**GIVEN EXERCISE:** Identify the lines containing the word "content". Copy each one.

(Records from a dataset)
**********

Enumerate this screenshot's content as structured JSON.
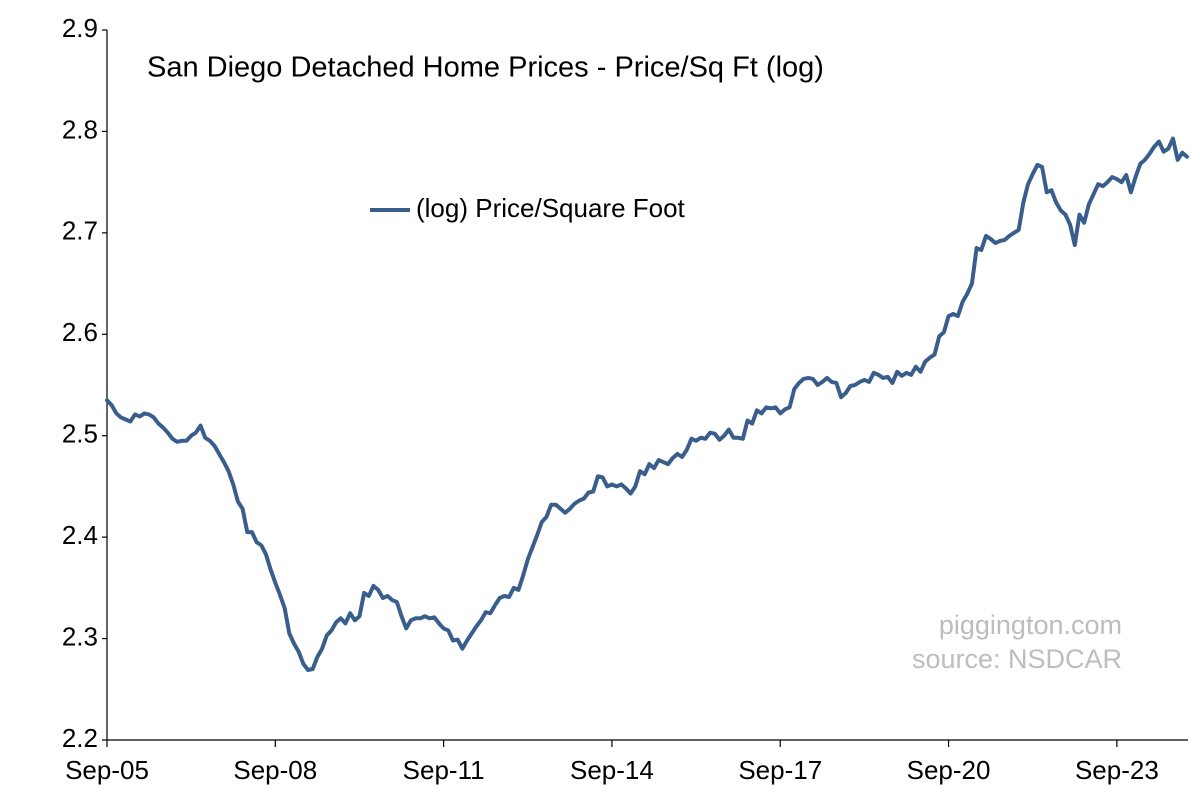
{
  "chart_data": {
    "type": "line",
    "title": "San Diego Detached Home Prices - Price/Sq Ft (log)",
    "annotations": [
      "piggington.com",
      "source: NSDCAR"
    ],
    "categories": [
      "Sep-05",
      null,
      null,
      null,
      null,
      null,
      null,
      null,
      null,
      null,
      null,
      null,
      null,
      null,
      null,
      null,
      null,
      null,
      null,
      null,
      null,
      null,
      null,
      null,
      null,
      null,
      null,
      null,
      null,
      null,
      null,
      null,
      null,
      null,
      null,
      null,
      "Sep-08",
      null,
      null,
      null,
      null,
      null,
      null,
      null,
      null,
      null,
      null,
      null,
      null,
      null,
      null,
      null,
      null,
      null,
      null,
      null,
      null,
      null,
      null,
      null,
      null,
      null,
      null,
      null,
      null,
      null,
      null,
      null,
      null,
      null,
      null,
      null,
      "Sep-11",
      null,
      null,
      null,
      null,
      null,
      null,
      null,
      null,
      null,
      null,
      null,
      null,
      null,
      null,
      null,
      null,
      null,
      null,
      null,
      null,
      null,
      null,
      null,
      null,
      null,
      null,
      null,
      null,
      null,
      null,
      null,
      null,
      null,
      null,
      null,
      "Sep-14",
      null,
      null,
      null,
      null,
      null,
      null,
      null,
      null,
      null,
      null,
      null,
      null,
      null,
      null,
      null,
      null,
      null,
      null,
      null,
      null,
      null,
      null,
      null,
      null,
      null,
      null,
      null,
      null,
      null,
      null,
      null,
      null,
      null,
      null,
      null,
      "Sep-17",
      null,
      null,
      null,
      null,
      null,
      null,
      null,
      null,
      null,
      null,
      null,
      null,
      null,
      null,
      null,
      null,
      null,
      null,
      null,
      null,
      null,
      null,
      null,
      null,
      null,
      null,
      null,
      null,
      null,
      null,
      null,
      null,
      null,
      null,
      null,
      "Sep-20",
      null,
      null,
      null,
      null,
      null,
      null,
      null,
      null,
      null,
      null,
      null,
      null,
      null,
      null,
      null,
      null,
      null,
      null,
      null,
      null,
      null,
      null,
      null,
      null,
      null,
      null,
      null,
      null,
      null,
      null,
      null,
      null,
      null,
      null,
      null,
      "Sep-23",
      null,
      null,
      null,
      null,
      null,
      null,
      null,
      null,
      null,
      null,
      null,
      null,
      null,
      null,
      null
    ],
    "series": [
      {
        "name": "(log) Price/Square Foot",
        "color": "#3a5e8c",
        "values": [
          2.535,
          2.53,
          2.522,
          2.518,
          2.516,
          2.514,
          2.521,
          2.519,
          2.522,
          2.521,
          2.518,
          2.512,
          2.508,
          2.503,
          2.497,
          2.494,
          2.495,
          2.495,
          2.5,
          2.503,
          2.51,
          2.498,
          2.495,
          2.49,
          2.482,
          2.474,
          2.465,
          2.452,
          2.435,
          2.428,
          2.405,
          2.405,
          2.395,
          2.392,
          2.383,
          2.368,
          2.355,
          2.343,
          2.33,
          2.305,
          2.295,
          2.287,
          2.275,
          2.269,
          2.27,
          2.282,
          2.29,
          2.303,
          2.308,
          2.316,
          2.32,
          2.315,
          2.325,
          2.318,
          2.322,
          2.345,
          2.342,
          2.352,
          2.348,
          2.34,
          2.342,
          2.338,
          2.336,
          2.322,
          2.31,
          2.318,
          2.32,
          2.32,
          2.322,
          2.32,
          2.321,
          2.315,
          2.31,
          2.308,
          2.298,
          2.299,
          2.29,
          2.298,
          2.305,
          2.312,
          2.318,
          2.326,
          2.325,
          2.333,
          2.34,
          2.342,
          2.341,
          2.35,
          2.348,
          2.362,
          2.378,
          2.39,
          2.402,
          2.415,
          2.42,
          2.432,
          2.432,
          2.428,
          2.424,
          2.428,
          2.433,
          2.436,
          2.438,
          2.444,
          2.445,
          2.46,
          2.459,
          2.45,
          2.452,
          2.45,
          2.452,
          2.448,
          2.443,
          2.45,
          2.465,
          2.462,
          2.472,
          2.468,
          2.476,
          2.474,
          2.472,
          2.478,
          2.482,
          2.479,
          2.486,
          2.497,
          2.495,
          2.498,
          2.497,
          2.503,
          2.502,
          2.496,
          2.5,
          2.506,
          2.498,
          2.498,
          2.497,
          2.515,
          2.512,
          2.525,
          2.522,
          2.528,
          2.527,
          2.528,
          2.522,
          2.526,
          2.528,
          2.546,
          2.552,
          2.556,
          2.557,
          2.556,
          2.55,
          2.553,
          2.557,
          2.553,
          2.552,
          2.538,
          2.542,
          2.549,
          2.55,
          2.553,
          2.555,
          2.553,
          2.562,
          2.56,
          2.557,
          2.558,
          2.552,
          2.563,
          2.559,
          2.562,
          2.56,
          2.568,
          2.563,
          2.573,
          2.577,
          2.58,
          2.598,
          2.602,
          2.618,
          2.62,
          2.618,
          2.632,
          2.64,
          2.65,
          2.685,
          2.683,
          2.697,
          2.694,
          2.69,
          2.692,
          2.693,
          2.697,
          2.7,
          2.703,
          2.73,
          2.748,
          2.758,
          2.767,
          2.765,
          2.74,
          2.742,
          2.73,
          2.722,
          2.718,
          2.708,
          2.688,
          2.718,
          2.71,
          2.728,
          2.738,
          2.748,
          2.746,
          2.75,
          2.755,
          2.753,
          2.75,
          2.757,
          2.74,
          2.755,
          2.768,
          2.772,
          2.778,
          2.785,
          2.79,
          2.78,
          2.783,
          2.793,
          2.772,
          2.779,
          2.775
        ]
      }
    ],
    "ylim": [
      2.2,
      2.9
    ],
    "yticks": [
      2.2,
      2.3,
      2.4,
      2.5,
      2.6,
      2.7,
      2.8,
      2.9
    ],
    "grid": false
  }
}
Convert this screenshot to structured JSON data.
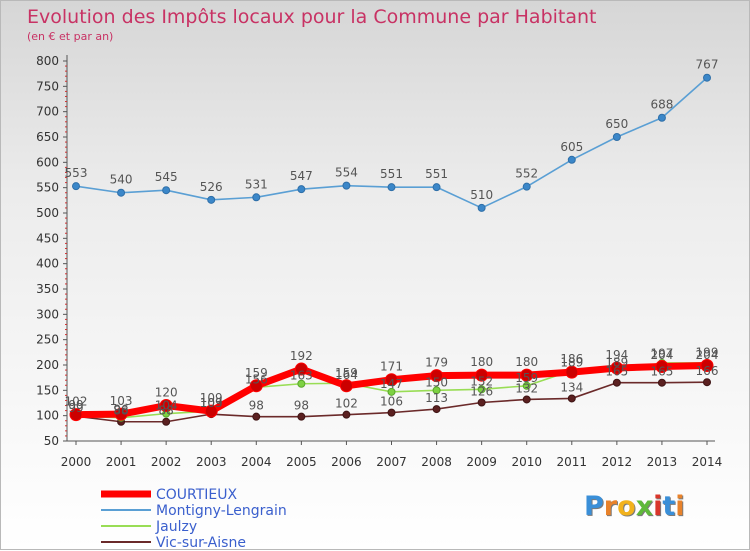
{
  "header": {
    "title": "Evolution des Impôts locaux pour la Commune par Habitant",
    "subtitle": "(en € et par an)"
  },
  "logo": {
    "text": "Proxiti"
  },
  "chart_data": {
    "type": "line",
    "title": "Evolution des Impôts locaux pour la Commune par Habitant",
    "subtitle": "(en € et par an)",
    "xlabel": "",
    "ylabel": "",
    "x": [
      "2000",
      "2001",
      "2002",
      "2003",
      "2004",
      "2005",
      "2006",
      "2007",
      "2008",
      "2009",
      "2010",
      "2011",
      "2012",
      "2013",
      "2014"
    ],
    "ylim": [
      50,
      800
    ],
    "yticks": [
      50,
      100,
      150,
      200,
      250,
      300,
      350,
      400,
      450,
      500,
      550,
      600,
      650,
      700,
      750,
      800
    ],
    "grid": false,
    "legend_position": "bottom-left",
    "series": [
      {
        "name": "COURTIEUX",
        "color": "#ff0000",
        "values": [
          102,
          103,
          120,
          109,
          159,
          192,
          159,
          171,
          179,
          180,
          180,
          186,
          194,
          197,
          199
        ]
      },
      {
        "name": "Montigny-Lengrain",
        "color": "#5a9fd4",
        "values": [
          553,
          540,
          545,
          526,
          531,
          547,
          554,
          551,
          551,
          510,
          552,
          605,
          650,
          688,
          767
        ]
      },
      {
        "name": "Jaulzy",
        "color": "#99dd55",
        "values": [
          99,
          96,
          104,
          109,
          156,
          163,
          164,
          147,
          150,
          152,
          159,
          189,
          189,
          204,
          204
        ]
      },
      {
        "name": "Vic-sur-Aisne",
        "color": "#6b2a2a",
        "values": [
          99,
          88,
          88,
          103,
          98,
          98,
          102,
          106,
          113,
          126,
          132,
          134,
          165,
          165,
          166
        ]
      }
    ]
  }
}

**********

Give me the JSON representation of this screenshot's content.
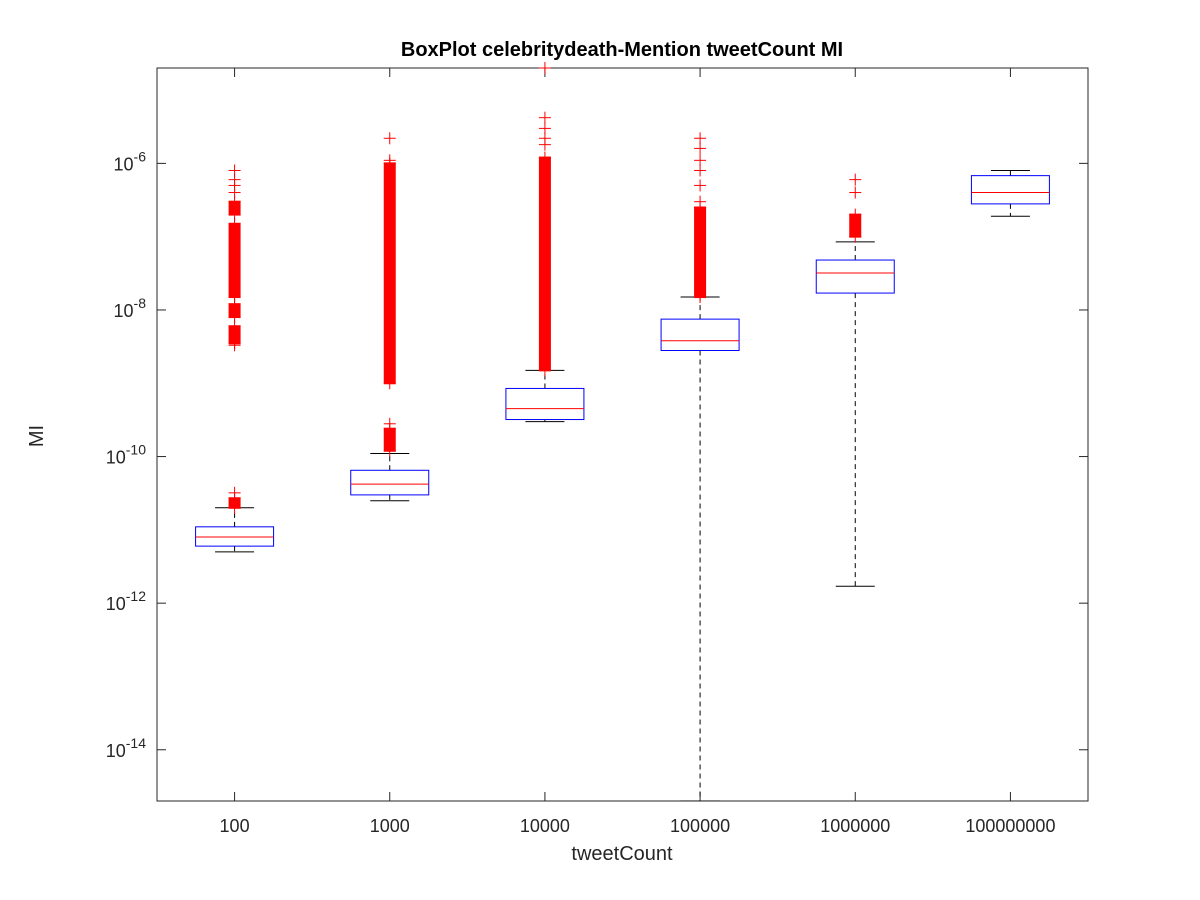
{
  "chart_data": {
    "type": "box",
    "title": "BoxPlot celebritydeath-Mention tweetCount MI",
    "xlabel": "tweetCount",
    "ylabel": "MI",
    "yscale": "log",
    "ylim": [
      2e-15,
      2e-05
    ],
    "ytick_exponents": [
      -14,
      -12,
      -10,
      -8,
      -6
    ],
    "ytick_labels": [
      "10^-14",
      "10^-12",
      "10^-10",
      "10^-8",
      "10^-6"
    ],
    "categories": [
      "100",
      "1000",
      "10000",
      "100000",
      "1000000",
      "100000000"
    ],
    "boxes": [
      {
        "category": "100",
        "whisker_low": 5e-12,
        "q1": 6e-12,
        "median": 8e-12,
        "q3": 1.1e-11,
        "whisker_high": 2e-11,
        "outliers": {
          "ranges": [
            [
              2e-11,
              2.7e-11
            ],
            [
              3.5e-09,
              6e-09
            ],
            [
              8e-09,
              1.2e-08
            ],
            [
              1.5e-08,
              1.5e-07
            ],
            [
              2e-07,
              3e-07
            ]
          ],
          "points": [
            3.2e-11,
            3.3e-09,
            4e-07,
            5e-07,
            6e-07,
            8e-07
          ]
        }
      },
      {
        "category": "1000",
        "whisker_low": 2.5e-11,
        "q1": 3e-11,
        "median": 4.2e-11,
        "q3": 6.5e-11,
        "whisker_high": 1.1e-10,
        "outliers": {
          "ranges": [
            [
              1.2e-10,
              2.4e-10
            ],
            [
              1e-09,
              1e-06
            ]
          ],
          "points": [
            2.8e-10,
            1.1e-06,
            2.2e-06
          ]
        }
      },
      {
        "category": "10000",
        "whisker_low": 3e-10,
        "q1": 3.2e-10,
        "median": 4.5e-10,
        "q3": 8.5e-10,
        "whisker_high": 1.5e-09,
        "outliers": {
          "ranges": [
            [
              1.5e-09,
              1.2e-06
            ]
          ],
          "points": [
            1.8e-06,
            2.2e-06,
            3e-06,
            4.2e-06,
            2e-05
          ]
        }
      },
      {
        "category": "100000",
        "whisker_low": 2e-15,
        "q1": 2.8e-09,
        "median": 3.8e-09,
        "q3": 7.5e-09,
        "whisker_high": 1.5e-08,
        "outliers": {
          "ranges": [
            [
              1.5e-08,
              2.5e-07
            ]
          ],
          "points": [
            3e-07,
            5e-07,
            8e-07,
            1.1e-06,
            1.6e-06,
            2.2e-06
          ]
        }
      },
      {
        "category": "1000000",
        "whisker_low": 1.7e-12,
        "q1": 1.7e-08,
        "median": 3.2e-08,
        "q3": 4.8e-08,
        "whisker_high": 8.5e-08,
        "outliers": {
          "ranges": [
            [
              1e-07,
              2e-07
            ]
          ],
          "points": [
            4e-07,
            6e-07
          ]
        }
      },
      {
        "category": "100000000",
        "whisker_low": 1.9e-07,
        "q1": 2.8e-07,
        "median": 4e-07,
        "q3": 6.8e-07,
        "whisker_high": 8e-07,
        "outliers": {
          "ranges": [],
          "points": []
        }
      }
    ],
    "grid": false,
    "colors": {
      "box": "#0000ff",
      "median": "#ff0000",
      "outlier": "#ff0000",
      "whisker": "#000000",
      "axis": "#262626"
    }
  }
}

**********

**FINISHED EXERCISE:**
Enumerate this screenshot's content as structured JSON.
Give me the JSON representation of this screenshot's content.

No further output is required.